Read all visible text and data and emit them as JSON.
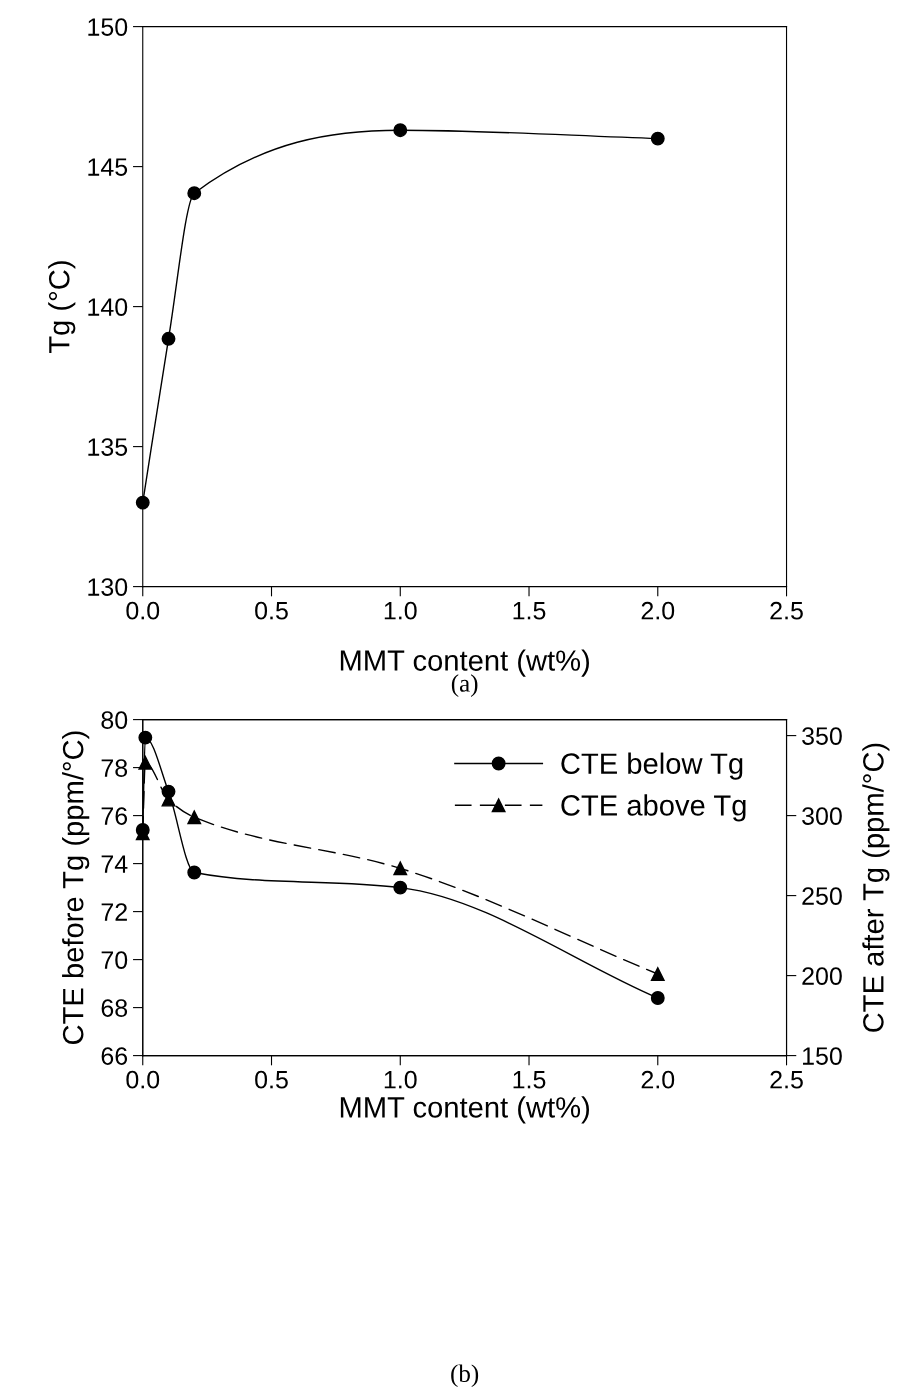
{
  "chart_data": [
    {
      "type": "line",
      "xlabel": "MMT content (wt%)",
      "ylabel": "Tg (°C)",
      "annotations": [
        "(a)"
      ],
      "x": [
        0,
        0.1,
        0.2,
        1.0,
        2.0
      ],
      "series": [
        {
          "color": "#000000",
          "marker": "circle",
          "line_style": "solid",
          "values": [
            133.0,
            138.85,
            144.05,
            146.3,
            146.0
          ]
        }
      ],
      "xlim": [
        0,
        2.5
      ],
      "xticks": [
        {
          "value": 0,
          "label": "0.0"
        },
        0.5,
        {
          "value": 1,
          "label": "1.0"
        },
        1.5,
        {
          "value": 2,
          "label": "2.0"
        },
        2.5
      ],
      "ylim": [
        130,
        150
      ],
      "yticks": [
        130,
        135,
        140,
        145,
        150
      ],
      "grid": false,
      "legend": false
    },
    {
      "type": "line",
      "xlabel": "MMT content (wt%)",
      "ylabel": "CTE before Tg (ppm/°C)",
      "y2label": "CTE after Tg (ppm/°C)",
      "annotations": [
        "(b)"
      ],
      "x": [
        0,
        0.01,
        0.1,
        0.2,
        1.0,
        2.0
      ],
      "series": [
        {
          "name": "CTE below Tg",
          "color": "#000000",
          "marker": "circle",
          "line_style": "solid",
          "values": [
            75.4,
            79.25,
            77.0,
            73.63,
            73.0,
            68.4
          ]
        },
        {
          "name": "CTE above Tg",
          "color": "#000000",
          "marker": "triangle",
          "line_style": "dashed",
          "axis": "y2",
          "values": [
            289,
            333,
            310,
            299,
            267,
            201
          ]
        }
      ],
      "xlim": [
        0,
        2.5
      ],
      "xticks": [
        {
          "value": 0,
          "label": "0.0"
        },
        0.5,
        {
          "value": 1,
          "label": "1.0"
        },
        1.5,
        {
          "value": 2,
          "label": "2.0"
        },
        2.5
      ],
      "ylim": [
        66,
        80
      ],
      "yticks": [
        66,
        68,
        70,
        72,
        74,
        76,
        78,
        80
      ],
      "y2lim": [
        150,
        360
      ],
      "y2ticks": [
        150,
        200,
        250,
        300,
        350
      ],
      "grid": false,
      "legend": "top right"
    }
  ]
}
┄┄┄┄┄┄
__STATED PROBLEM__
Retype all of the entries exactly as written, leaving out any images.

__OUTPUT__
Read all visible text and data and emit them as JSON.
{
  "chart_data": [
    {
      "type": "line",
      "xlabel": "MMT content (wt%)",
      "ylabel": "Tg (°C)",
      "annotations": [
        "(a)"
      ],
      "x": [
        0,
        0.1,
        0.2,
        1.0,
        2.0
      ],
      "series": [
        {
          "color": "#000000",
          "marker": "circle",
          "line_style": "solid",
          "values": [
            133.0,
            138.85,
            144.05,
            146.3,
            146.0
          ]
        }
      ],
      "xlim": [
        0,
        2.5
      ],
      "xticks": [
        {
          "value": 0,
          "label": "0.0"
        },
        0.5,
        {
          "value": 1,
          "label": "1.0"
        },
        1.5,
        {
          "value": 2,
          "label": "2.0"
        },
        2.5
      ],
      "ylim": [
        130,
        150
      ],
      "yticks": [
        130,
        135,
        140,
        145,
        150
      ],
      "grid": false,
      "legend": false
    },
    {
      "type": "line",
      "xlabel": "MMT content (wt%)",
      "ylabel": "CTE before Tg (ppm/°C)",
      "y2label": "CTE after Tg (ppm/°C)",
      "annotations": [
        "(b)"
      ],
      "x": [
        0,
        0.01,
        0.1,
        0.2,
        1.0,
        2.0
      ],
      "series": [
        {
          "name": "CTE below Tg",
          "color": "#000000",
          "marker": "circle",
          "line_style": "solid",
          "values": [
            75.4,
            79.25,
            77.0,
            73.63,
            73.0,
            68.4
          ]
        },
        {
          "name": "CTE above Tg",
          "color": "#000000",
          "marker": "triangle",
          "line_style": "dashed",
          "axis": "y2",
          "values": [
            289,
            333,
            310,
            299,
            267,
            201
          ]
        }
      ],
      "xlim": [
        0,
        2.5
      ],
      "xticks": [
        {
          "value": 0,
          "label": "0.0"
        },
        0.5,
        {
          "value": 1,
          "label": "1.0"
        },
        1.5,
        {
          "value": 2,
          "label": "2.0"
        },
        2.5
      ],
      "ylim": [
        66,
        80
      ],
      "yticks": [
        66,
        68,
        70,
        72,
        74,
        76,
        78,
        80
      ],
      "y2lim": [
        150,
        360
      ],
      "y2ticks": [
        150,
        200,
        250,
        300,
        350
      ],
      "grid": false,
      "legend": "top right"
    }
  ]
}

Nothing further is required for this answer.